Nothing should be left out: output all of the entries exactly.

■ ■ ■

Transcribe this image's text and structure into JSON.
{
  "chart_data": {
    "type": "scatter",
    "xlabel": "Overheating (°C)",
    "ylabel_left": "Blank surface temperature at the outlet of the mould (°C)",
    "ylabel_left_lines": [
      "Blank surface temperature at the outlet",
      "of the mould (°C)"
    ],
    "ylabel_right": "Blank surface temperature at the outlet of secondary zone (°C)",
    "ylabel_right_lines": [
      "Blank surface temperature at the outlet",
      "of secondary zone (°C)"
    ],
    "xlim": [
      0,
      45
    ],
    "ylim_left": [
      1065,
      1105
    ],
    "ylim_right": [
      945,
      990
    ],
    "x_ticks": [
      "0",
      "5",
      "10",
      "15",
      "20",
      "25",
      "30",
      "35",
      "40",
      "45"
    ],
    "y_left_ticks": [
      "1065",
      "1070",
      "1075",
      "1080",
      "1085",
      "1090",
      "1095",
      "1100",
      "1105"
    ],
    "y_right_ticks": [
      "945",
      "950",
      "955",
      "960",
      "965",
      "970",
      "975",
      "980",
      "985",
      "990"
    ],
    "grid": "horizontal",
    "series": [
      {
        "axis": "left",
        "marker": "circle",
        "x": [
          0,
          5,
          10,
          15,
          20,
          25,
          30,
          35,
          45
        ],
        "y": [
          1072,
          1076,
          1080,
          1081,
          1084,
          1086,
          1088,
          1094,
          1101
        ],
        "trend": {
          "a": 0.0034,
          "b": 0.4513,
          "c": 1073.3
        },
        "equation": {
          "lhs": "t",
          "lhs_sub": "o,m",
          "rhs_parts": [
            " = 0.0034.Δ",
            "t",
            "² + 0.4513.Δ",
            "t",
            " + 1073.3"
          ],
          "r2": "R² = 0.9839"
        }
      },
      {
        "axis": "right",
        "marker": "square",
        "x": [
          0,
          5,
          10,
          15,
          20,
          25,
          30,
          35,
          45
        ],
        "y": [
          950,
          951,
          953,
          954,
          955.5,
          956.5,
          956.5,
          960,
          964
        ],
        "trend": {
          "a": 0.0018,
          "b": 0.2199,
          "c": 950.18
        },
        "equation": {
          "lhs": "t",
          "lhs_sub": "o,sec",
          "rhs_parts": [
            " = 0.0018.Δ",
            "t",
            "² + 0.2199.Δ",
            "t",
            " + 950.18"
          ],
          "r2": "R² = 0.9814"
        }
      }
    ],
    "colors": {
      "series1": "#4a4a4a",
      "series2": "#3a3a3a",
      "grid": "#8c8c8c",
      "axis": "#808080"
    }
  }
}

■ ■ ■

_ANSWER_
Transcribe this image's text and structure into JSON.
{
  "chart_data": {
    "type": "scatter",
    "xlabel": "Overheating (°C)",
    "ylabel_left": "Blank surface temperature at the outlet of the mould (°C)",
    "ylabel_left_lines": [
      "Blank surface temperature at the outlet",
      "of the mould (°C)"
    ],
    "ylabel_right": "Blank surface temperature at the outlet of secondary zone (°C)",
    "ylabel_right_lines": [
      "Blank surface temperature at the outlet",
      "of secondary zone (°C)"
    ],
    "xlim": [
      0,
      45
    ],
    "ylim_left": [
      1065,
      1105
    ],
    "ylim_right": [
      945,
      990
    ],
    "x_ticks": [
      "0",
      "5",
      "10",
      "15",
      "20",
      "25",
      "30",
      "35",
      "40",
      "45"
    ],
    "y_left_ticks": [
      "1065",
      "1070",
      "1075",
      "1080",
      "1085",
      "1090",
      "1095",
      "1100",
      "1105"
    ],
    "y_right_ticks": [
      "945",
      "950",
      "955",
      "960",
      "965",
      "970",
      "975",
      "980",
      "985",
      "990"
    ],
    "grid": "horizontal",
    "series": [
      {
        "axis": "left",
        "marker": "circle",
        "x": [
          0,
          5,
          10,
          15,
          20,
          25,
          30,
          35,
          45
        ],
        "y": [
          1072,
          1076,
          1080,
          1081,
          1084,
          1086,
          1088,
          1094,
          1101
        ],
        "trend": {
          "a": 0.0034,
          "b": 0.4513,
          "c": 1073.3
        },
        "equation": {
          "lhs": "t",
          "lhs_sub": "o,m",
          "rhs_parts": [
            " = 0.0034.Δ",
            "t",
            "² + 0.4513.Δ",
            "t",
            " + 1073.3"
          ],
          "r2": "R² = 0.9839"
        }
      },
      {
        "axis": "right",
        "marker": "square",
        "x": [
          0,
          5,
          10,
          15,
          20,
          25,
          30,
          35,
          45
        ],
        "y": [
          950,
          951,
          953,
          954,
          955.5,
          956.5,
          956.5,
          960,
          964
        ],
        "trend": {
          "a": 0.0018,
          "b": 0.2199,
          "c": 950.18
        },
        "equation": {
          "lhs": "t",
          "lhs_sub": "o,sec",
          "rhs_parts": [
            " = 0.0018.Δ",
            "t",
            "² + 0.2199.Δ",
            "t",
            " + 950.18"
          ],
          "r2": "R² = 0.9814"
        }
      }
    ],
    "colors": {
      "series1": "#4a4a4a",
      "series2": "#3a3a3a",
      "grid": "#8c8c8c",
      "axis": "#808080"
    }
  }
}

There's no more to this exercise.